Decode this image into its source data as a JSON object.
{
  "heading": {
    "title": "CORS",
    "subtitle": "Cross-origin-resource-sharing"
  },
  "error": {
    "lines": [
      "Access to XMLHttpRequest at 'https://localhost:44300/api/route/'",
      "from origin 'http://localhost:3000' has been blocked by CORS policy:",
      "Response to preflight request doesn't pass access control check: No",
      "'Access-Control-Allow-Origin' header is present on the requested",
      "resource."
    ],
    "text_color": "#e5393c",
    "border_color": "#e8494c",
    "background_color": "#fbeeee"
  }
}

+ + + + +

### SET TASK
Report every line in the data above in which the word "CORS" appears.

### ANSWER TO THE EXERCISE
    "title": "CORS",
      "from origin 'http://localhost:3000' has been blocked by CORS policy:",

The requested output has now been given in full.